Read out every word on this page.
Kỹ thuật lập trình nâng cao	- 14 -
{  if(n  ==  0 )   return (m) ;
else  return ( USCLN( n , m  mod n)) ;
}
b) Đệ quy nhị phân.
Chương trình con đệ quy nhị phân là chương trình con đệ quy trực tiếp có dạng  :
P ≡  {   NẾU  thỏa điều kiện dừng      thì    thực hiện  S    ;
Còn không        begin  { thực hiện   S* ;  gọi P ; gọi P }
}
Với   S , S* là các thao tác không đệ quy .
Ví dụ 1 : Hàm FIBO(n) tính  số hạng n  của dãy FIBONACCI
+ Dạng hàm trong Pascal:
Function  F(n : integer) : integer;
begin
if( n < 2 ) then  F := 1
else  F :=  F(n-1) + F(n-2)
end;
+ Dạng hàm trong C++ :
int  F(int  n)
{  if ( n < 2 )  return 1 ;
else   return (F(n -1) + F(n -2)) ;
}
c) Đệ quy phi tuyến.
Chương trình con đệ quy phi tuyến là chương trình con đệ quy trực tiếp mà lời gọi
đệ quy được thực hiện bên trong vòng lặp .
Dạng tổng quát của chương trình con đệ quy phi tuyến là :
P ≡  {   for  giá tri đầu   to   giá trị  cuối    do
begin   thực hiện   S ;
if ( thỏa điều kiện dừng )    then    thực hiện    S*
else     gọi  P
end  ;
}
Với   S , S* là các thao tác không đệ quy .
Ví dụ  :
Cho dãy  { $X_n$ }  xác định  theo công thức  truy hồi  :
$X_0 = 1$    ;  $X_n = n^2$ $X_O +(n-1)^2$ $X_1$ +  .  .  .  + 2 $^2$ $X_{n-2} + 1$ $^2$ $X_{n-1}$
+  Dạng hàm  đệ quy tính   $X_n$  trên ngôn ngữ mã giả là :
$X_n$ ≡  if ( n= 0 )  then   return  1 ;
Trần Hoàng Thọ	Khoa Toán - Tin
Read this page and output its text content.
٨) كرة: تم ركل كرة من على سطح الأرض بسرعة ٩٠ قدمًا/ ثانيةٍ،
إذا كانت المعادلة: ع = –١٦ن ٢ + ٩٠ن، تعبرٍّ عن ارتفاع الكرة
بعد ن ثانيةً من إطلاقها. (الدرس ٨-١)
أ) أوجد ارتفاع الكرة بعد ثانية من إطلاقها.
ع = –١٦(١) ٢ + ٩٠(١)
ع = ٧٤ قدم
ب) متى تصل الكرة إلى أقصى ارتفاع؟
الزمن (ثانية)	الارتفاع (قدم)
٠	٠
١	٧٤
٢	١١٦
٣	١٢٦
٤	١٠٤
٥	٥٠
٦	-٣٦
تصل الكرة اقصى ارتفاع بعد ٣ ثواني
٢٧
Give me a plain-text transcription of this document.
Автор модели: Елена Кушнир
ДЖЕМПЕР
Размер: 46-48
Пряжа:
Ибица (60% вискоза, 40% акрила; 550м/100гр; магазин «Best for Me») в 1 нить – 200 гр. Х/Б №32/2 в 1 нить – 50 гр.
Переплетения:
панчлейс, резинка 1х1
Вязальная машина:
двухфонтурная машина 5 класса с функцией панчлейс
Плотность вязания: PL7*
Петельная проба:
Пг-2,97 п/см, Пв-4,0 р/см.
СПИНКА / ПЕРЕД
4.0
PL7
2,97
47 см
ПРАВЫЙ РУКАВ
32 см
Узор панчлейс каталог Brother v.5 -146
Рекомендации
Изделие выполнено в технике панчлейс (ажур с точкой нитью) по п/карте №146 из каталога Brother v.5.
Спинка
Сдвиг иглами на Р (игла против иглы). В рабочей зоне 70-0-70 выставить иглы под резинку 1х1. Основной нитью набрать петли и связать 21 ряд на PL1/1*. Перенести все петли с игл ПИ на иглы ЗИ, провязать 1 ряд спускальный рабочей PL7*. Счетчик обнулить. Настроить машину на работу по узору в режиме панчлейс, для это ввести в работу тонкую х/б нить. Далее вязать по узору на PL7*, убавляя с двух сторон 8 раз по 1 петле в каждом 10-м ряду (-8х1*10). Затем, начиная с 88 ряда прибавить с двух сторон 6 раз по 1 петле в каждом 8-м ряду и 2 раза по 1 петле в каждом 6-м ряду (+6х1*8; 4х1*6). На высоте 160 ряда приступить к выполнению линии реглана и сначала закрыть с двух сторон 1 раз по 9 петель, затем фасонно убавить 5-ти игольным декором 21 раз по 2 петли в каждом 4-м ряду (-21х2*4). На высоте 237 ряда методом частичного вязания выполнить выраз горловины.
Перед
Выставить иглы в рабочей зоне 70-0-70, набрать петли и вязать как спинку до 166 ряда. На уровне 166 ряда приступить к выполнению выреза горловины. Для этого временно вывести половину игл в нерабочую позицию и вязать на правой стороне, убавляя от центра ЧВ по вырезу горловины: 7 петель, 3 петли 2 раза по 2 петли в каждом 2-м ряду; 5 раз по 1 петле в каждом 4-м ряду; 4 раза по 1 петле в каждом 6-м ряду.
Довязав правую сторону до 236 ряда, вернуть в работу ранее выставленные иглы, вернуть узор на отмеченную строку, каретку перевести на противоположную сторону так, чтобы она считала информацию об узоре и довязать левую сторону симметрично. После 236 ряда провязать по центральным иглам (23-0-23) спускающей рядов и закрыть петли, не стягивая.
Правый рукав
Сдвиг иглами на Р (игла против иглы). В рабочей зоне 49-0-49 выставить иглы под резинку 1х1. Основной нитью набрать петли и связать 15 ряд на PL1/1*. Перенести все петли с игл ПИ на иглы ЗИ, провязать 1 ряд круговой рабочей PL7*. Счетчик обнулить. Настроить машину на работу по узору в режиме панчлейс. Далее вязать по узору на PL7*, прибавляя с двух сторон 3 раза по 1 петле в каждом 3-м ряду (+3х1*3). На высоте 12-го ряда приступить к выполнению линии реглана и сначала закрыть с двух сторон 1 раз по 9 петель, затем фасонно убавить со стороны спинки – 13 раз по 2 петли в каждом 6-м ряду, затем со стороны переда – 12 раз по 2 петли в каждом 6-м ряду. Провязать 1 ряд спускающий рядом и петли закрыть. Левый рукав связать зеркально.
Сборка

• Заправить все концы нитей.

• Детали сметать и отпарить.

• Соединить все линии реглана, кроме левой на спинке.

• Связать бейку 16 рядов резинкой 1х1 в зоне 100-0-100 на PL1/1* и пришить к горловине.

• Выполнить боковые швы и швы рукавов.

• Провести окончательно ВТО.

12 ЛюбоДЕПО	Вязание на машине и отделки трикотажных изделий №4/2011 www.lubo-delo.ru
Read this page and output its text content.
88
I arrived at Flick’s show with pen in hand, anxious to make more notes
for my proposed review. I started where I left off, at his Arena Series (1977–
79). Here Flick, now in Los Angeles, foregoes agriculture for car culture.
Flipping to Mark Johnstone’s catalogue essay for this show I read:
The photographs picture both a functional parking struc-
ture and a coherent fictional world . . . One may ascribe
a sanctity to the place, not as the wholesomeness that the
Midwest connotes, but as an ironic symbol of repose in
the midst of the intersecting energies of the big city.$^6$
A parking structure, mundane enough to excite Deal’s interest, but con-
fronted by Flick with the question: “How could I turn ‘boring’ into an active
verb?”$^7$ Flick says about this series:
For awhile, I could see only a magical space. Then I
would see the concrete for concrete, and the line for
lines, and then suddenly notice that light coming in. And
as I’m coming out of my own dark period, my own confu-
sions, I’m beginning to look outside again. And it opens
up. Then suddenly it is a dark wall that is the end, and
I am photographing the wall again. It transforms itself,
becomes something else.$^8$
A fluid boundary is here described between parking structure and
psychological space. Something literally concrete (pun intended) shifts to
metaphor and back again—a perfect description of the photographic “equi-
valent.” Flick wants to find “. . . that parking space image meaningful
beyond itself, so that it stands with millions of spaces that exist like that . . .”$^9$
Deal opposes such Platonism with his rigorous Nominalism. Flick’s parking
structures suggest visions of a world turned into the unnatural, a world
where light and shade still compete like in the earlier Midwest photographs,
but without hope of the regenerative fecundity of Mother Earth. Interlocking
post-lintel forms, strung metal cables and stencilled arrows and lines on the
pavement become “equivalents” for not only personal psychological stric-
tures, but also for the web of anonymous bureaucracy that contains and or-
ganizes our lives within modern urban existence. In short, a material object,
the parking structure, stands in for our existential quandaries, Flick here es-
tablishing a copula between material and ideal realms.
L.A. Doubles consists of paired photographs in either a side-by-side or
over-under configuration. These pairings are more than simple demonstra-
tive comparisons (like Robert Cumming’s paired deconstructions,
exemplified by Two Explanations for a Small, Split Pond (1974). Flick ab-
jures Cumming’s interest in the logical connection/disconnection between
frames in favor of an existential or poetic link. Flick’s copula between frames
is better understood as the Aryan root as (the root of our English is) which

_The problem_
Pull out the lines above in which the word "world" appears.

_Correct output_
ture and a coherent fictional world . . . One may ascribe
structures suggest visions of a world turned into the unnatural, a world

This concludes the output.